Set problem: Copy the listing below in full and skip every picture.

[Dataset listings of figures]

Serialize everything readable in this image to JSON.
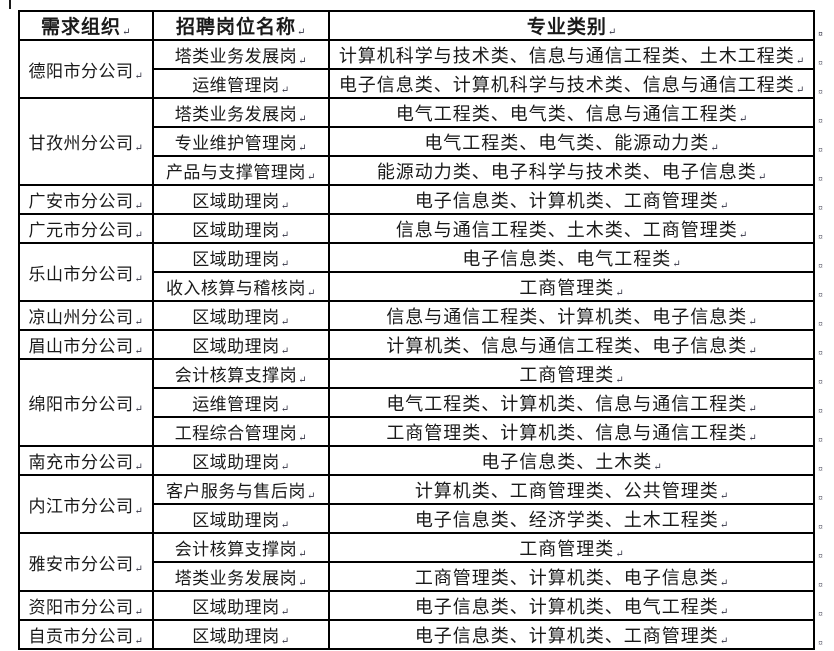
{
  "marks": {
    "cell_end": "↵",
    "row_end": "¤"
  },
  "colors": {
    "border": "#000000",
    "text": "#1a1a1a",
    "background": "#ffffff"
  },
  "table": {
    "headers": [
      "需求组织",
      "招聘岗位名称",
      "专业类别"
    ],
    "groups": [
      {
        "org": "德阳市分公司",
        "rows": [
          {
            "position": "塔类业务发展岗",
            "majors": "计算机科学与技术类、信息与通信工程类、土木工程类"
          },
          {
            "position": "运维管理岗",
            "majors": "电子信息类、计算机科学与技术类、信息与通信工程类"
          }
        ]
      },
      {
        "org": "甘孜州分公司",
        "rows": [
          {
            "position": "塔类业务发展岗",
            "majors": "电气工程类、电气类、信息与通信工程类"
          },
          {
            "position": "专业维护管理岗",
            "majors": "电气工程类、电气类、能源动力类"
          },
          {
            "position": "产品与支撑管理岗",
            "majors": "能源动力类、电子科学与技术类、电子信息类"
          }
        ]
      },
      {
        "org": "广安市分公司",
        "rows": [
          {
            "position": "区域助理岗",
            "majors": "电子信息类、计算机类、工商管理类"
          }
        ]
      },
      {
        "org": "广元市分公司",
        "rows": [
          {
            "position": "区域助理岗",
            "majors": "信息与通信工程类、土木类、工商管理类"
          }
        ]
      },
      {
        "org": "乐山市分公司",
        "rows": [
          {
            "position": "区域助理岗",
            "majors": "电子信息类、电气工程类"
          },
          {
            "position": "收入核算与稽核岗",
            "majors": "工商管理类"
          }
        ]
      },
      {
        "org": "凉山州分公司",
        "rows": [
          {
            "position": "区域助理岗",
            "majors": "信息与通信工程类、计算机类、电子信息类"
          }
        ]
      },
      {
        "org": "眉山市分公司",
        "rows": [
          {
            "position": "区域助理岗",
            "majors": "计算机类、信息与通信工程类、电子信息类"
          }
        ]
      },
      {
        "org": "绵阳市分公司",
        "rows": [
          {
            "position": "会计核算支撑岗",
            "majors": "工商管理类"
          },
          {
            "position": "运维管理岗",
            "majors": "电气工程类、计算机类、信息与通信工程类"
          },
          {
            "position": "工程综合管理岗",
            "majors": "工商管理类、计算机类、信息与通信工程类"
          }
        ]
      },
      {
        "org": "南充市分公司",
        "rows": [
          {
            "position": "区域助理岗",
            "majors": "电子信息类、土木类"
          }
        ]
      },
      {
        "org": "内江市分公司",
        "rows": [
          {
            "position": "客户服务与售后岗",
            "majors": "计算机类、工商管理类、公共管理类"
          },
          {
            "position": "区域助理岗",
            "majors": "电子信息类、经济学类、土木工程类"
          }
        ]
      },
      {
        "org": "雅安市分公司",
        "rows": [
          {
            "position": "会计核算支撑岗",
            "majors": "工商管理类"
          },
          {
            "position": "塔类业务发展岗",
            "majors": "工商管理类、计算机类、电子信息类"
          }
        ]
      },
      {
        "org": "资阳市分公司",
        "rows": [
          {
            "position": "区域助理岗",
            "majors": "电子信息类、计算机类、电气工程类"
          }
        ]
      },
      {
        "org": "自贡市分公司",
        "rows": [
          {
            "position": "区域助理岗",
            "majors": "电子信息类、计算机类、工商管理类"
          }
        ]
      }
    ]
  }
}
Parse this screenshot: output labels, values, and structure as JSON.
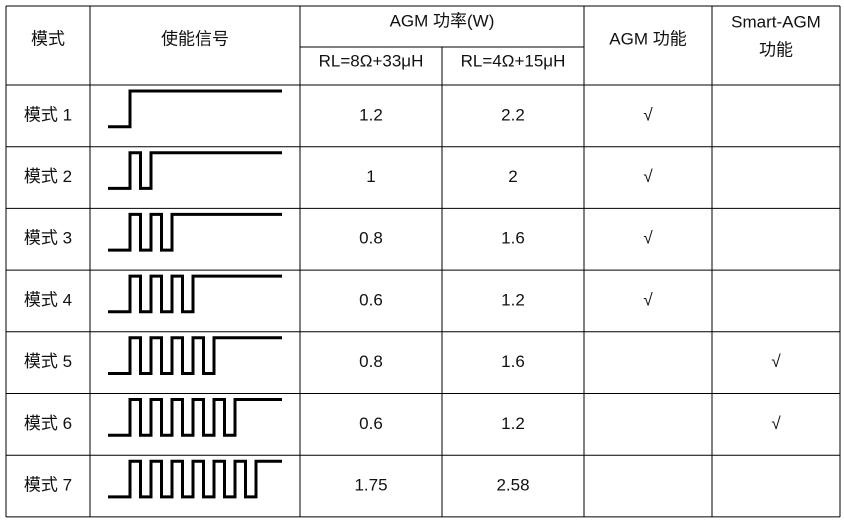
{
  "header": {
    "mode": "模式",
    "enable_signal": "使能信号",
    "agm_power": "AGM 功率(W)",
    "rl_8ohm": "RL=8Ω+33μH",
    "rl_4ohm": "RL=4Ω+15μH",
    "agm_function": "AGM 功能",
    "smart_agm_function": [
      "Smart-AGM",
      "功能"
    ]
  },
  "rows": [
    {
      "mode": "模式 1",
      "power_8ohm": 1.2,
      "power_4ohm": 2.2,
      "agm": "√"
    },
    {
      "mode": "模式 2",
      "power_8ohm": 1,
      "power_4ohm": 2,
      "agm": "√"
    },
    {
      "mode": "模式 3",
      "power_8ohm": 0.8,
      "power_4ohm": 1.6,
      "agm": "√"
    },
    {
      "mode": "模式 4",
      "power_8ohm": 0.6,
      "power_4ohm": 1.2,
      "agm": "√"
    },
    {
      "mode": "模式 5",
      "power_8ohm": 0.8,
      "power_4ohm": 1.6,
      "smart_agm": "√"
    },
    {
      "mode": "模式 6",
      "power_8ohm": 0.6,
      "power_4ohm": 1.2,
      "smart_agm": "√"
    },
    {
      "mode": "模式 7",
      "power_8ohm": 1.75,
      "power_4ohm": 2.58
    }
  ]
}
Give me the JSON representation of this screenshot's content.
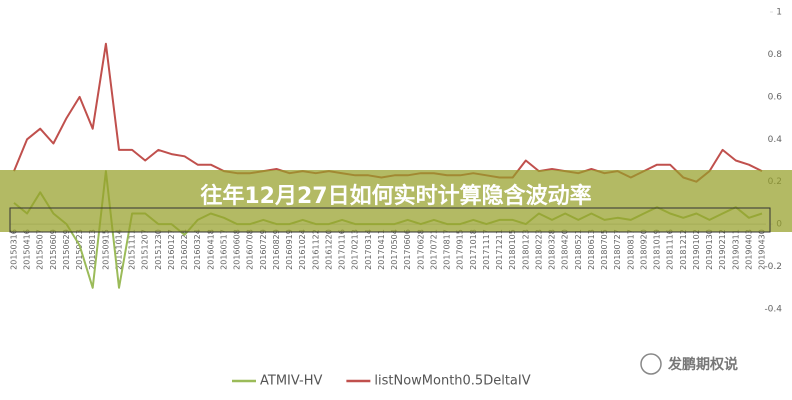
{
  "chart_data": {
    "type": "line",
    "title": "往年12月27日如何实时计算隐含波动率",
    "watermark": "发鹏期权说",
    "categories": [
      "20150316",
      "20150416",
      "20150507",
      "20150609",
      "20150629",
      "20150723",
      "20150813",
      "20150915",
      "20151014",
      "20151111",
      "20151207",
      "20151230",
      "20160127",
      "20160224",
      "20160324",
      "20160418",
      "20160517",
      "20160608",
      "20160708",
      "20160729",
      "20160829",
      "20160919",
      "20161024",
      "20161122",
      "20161220",
      "20170116",
      "20170213",
      "20170314",
      "20170411",
      "20170504",
      "20170606",
      "20170628",
      "20170721",
      "20170817",
      "20170915",
      "20171018",
      "20171117",
      "20171211",
      "20180105",
      "20180123",
      "20180223",
      "20180328",
      "20180420",
      "20180521",
      "20180613",
      "20180705",
      "20180727",
      "20180817",
      "20180920",
      "20181019",
      "20181116",
      "20181212",
      "20190102",
      "20190130",
      "20190212",
      "20190311",
      "20190403",
      "20190430"
    ],
    "series": [
      {
        "name": "ATMIV-HV",
        "color": "#9bbb59",
        "values": [
          0.1,
          0.05,
          0.15,
          0.05,
          0.0,
          -0.1,
          -0.3,
          0.25,
          -0.3,
          0.05,
          0.05,
          0.0,
          0.0,
          -0.05,
          0.02,
          0.05,
          0.03,
          0.0,
          0.0,
          0.02,
          0.0,
          0.0,
          0.02,
          0.0,
          0.0,
          0.02,
          0.0,
          0.0,
          0.0,
          0.0,
          0.02,
          0.0,
          0.02,
          0.0,
          0.0,
          0.02,
          0.0,
          0.02,
          0.02,
          0.0,
          0.05,
          0.02,
          0.05,
          0.02,
          0.05,
          0.02,
          0.03,
          0.02,
          0.05,
          0.08,
          0.05,
          0.03,
          0.05,
          0.02,
          0.05,
          0.08,
          0.03,
          0.05
        ]
      },
      {
        "name": "listNowMonth0.5DeltaIV",
        "color": "#c0504d",
        "values": [
          0.25,
          0.4,
          0.45,
          0.38,
          0.5,
          0.6,
          0.45,
          0.85,
          0.35,
          0.35,
          0.3,
          0.35,
          0.33,
          0.32,
          0.28,
          0.28,
          0.25,
          0.24,
          0.24,
          0.25,
          0.26,
          0.24,
          0.25,
          0.24,
          0.25,
          0.24,
          0.23,
          0.23,
          0.22,
          0.23,
          0.23,
          0.24,
          0.24,
          0.23,
          0.23,
          0.24,
          0.23,
          0.22,
          0.22,
          0.3,
          0.25,
          0.26,
          0.25,
          0.24,
          0.26,
          0.24,
          0.25,
          0.22,
          0.25,
          0.28,
          0.28,
          0.22,
          0.2,
          0.25,
          0.35,
          0.3,
          0.28,
          0.25
        ]
      }
    ],
    "ylim": [
      -0.4,
      1
    ],
    "yticks": [
      -0.4,
      -0.2,
      0,
      0.2,
      0.4,
      0.6,
      0.8,
      1
    ],
    "legend": "bottom"
  }
}
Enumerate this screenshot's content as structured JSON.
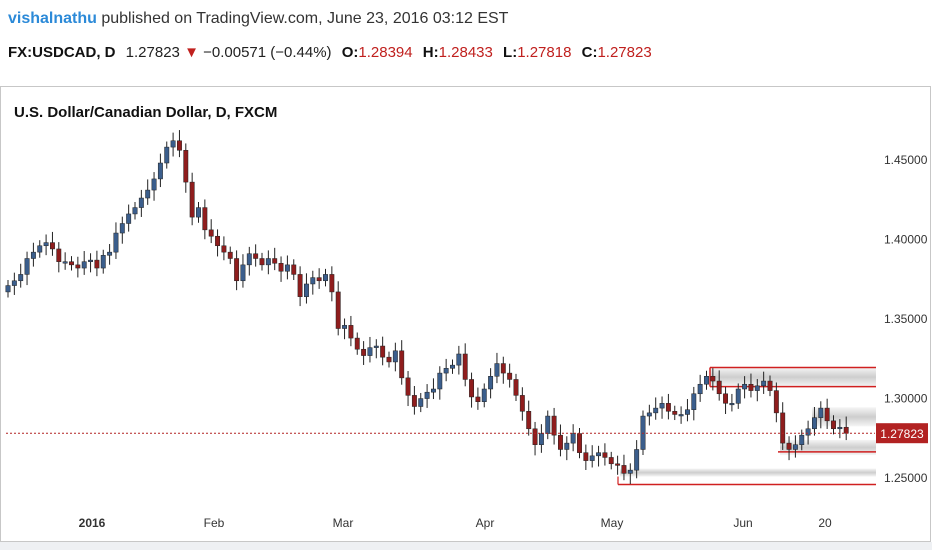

The solution:
Serialize everything readable in this image to JSON.
{
  "marks": {
    "cell_end": "↵",
    "row_end": "¤"
  },
  "colors": {
    "border": "#000000",
    "text": "#1a1a1a",
    "background": "#ffffff"
  },
  "table": {
    "headers": [
      "需求组织",
      "招聘岗位名称",
      "专业类别"
    ],
    "groups": [
      {
        "org": "德阳市分公司",
        "rows": [
          {
            "position": "塔类业务发展岗",
            "majors": "计算机科学与技术类、信息与通信工程类、土木工程类"
          },
          {
            "position": "运维管理岗",
            "majors": "电子信息类、计算机科学与技术类、信息与通信工程类"
          }
        ]
      },
      {
        "org": "甘孜州分公司",
        "rows": [
          {
            "position": "塔类业务发展岗",
            "majors": "电气工程类、电气类、信息与通信工程类"
          },
          {
            "position": "专业维护管理岗",
            "majors": "电气工程类、电气类、能源动力类"
          },
          {
            "position": "产品与支撑管理岗",
            "majors": "能源动力类、电子科学与技术类、电子信息类"
          }
        ]
      },
      {
        "org": "广安市分公司",
        "rows": [
          {
            "position": "区域助理岗",
            "majors": "电子信息类、计算机类、工商管理类"
          }
        ]
      },
      {
        "org": "广元市分公司",
        "rows": [
          {
            "position": "区域助理岗",
            "majors": "信息与通信工程类、土木类、工商管理类"
          }
        ]
      },
      {
        "org": "乐山市分公司",
        "rows": [
          {
            "position": "区域助理岗",
            "majors": "电子信息类、电气工程类"
          },
          {
            "position": "收入核算与稽核岗",
            "majors": "工商管理类"
          }
        ]
      },
      {
        "org": "凉山州分公司",
        "rows": [
          {
            "position": "区域助理岗",
            "majors": "信息与通信工程类、计算机类、电子信息类"
          }
        ]
      },
      {
        "org": "眉山市分公司",
        "rows": [
          {
            "position": "区域助理岗",
            "majors": "计算机类、信息与通信工程类、电子信息类"
          }
        ]
      },
      {
        "org": "绵阳市分公司",
        "rows": [
          {
            "position": "会计核算支撑岗",
            "majors": "工商管理类"
          },
          {
            "position": "运维管理岗",
            "majors": "电气工程类、计算机类、信息与通信工程类"
          },
          {
            "position": "工程综合管理岗",
            "majors": "工商管理类、计算机类、信息与通信工程类"
          }
        ]
      },
      {
        "org": "南充市分公司",
        "rows": [
          {
            "position": "区域助理岗",
            "majors": "电子信息类、土木类"
          }
        ]
      },
      {
        "org": "内江市分公司",
        "rows": [
          {
            "position": "客户服务与售后岗",
            "majors": "计算机类、工商管理类、公共管理类"
          },
          {
            "position": "区域助理岗",
            "majors": "电子信息类、经济学类、土木工程类"
          }
        ]
      },
      {
        "org": "雅安市分公司",
        "rows": [
          {
            "position": "会计核算支撑岗",
            "majors": "工商管理类"
          },
          {
            "position": "塔类业务发展岗",
            "majors": "工商管理类、计算机类、电子信息类"
          }
        ]
      },
      {
        "org": "资阳市分公司",
        "rows": [
          {
            "position": "区域助理岗",
            "majors": "电子信息类、计算机类、电气工程类"
          }
        ]
      },
      {
        "org": "自贡市分公司",
        "rows": [
          {
            "position": "区域助理岗",
            "majors": "电子信息类、计算机类、工商管理类"
          }
        ]
      }
    ]
  }
}
Parse this screenshot: output labels, values, and structure as JSON.
{
  "header": {
    "mode": "模式",
    "enable_signal": "使能信号",
    "agm_power": "AGM 功率(W)",
    "rl_8ohm": "RL=8Ω+33μH",
    "rl_4ohm": "RL=4Ω+15μH",
    "agm_function": "AGM 功能",
    "smart_agm_function": [
      "Smart-AGM",
      "功能"
    ]
  },
  "rows": [
    {
      "mode": "模式 1",
      "power_8ohm": 1.2,
      "power_4ohm": 2.2,
      "agm": "√"
    },
    {
      "mode": "模式 2",
      "power_8ohm": 1,
      "power_4ohm": 2,
      "agm": "√"
    },
    {
      "mode": "模式 3",
      "power_8ohm": 0.8,
      "power_4ohm": 1.6,
      "agm": "√"
    },
    {
      "mode": "模式 4",
      "power_8ohm": 0.6,
      "power_4ohm": 1.2,
      "agm": "√"
    },
    {
      "mode": "模式 5",
      "power_8ohm": 0.8,
      "power_4ohm": 1.6,
      "smart_agm": "√"
    },
    {
      "mode": "模式 6",
      "power_8ohm": 0.6,
      "power_4ohm": 1.2,
      "smart_agm": "√"
    },
    {
      "mode": "模式 7",
      "power_8ohm": 1.75,
      "power_4ohm": 2.58
    }
  ]
}
Give me the JSON representation of this screenshot's content.
{
  "chart_data": {
    "type": "line",
    "title": "往年12月27日如何实时计算隐含波动率",
    "watermark": "发鹏期权说",
    "categories": [
      "20150316",
      "20150416",
      "20150507",
      "20150609",
      "20150629",
      "20150723",
      "20150813",
      "20150915",
      "20151014",
      "20151111",
      "20151207",
      "20151230",
      "20160127",
      "20160224",
      "20160324",
      "20160418",
      "20160517",
      "20160608",
      "20160708",
      "20160729",
      "20160829",
      "20160919",
      "20161024",
      "20161122",
      "20161220",
      "20170116",
      "20170213",
      "20170314",
      "20170411",
      "20170504",
      "20170606",
      "20170628",
      "20170721",
      "20170817",
      "20170915",
      "20171018",
      "20171117",
      "20171211",
      "20180105",
      "20180123",
      "20180223",
      "20180328",
      "20180420",
      "20180521",
      "20180613",
      "20180705",
      "20180727",
      "20180817",
      "20180920",
      "20181019",
      "20181116",
      "20181212",
      "20190102",
      "20190130",
      "20190212",
      "20190311",
      "20190403",
      "20190430"
    ],
    "series": [
      {
        "name": "ATMIV-HV",
        "color": "#9bbb59",
        "values": [
          0.1,
          0.05,
          0.15,
          0.05,
          0.0,
          -0.1,
          -0.3,
          0.25,
          -0.3,
          0.05,
          0.05,
          0.0,
          0.0,
          -0.05,
          0.02,
          0.05,
          0.03,
          0.0,
          0.0,
          0.02,
          0.0,
          0.0,
          0.02,
          0.0,
          0.0,
          0.02,
          0.0,
          0.0,
          0.0,
          0.0,
          0.02,
          0.0,
          0.02,
          0.0,
          0.0,
          0.02,
          0.0,
          0.02,
          0.02,
          0.0,
          0.05,
          0.02,
          0.05,
          0.02,
          0.05,
          0.02,
          0.03,
          0.02,
          0.05,
          0.08,
          0.05,
          0.03,
          0.05,
          0.02,
          0.05,
          0.08,
          0.03,
          0.05
        ]
      },
      {
        "name": "listNowMonth0.5DeltaIV",
        "color": "#c0504d",
        "values": [
          0.25,
          0.4,
          0.45,
          0.38,
          0.5,
          0.6,
          0.45,
          0.85,
          0.35,
          0.35,
          0.3,
          0.35,
          0.33,
          0.32,
          0.28,
          0.28,
          0.25,
          0.24,
          0.24,
          0.25,
          0.26,
          0.24,
          0.25,
          0.24,
          0.25,
          0.24,
          0.23,
          0.23,
          0.22,
          0.23,
          0.23,
          0.24,
          0.24,
          0.23,
          0.23,
          0.24,
          0.23,
          0.22,
          0.22,
          0.3,
          0.25,
          0.26,
          0.25,
          0.24,
          0.26,
          0.24,
          0.25,
          0.22,
          0.25,
          0.28,
          0.28,
          0.22,
          0.2,
          0.25,
          0.35,
          0.3,
          0.28,
          0.25
        ]
      }
    ],
    "ylim": [
      -0.4,
      1
    ],
    "yticks": [
      -0.4,
      -0.2,
      0,
      0.2,
      0.4,
      0.6,
      0.8,
      1
    ],
    "legend": "bottom"
  }
}
Enumerate this screenshot's content as structured JSON.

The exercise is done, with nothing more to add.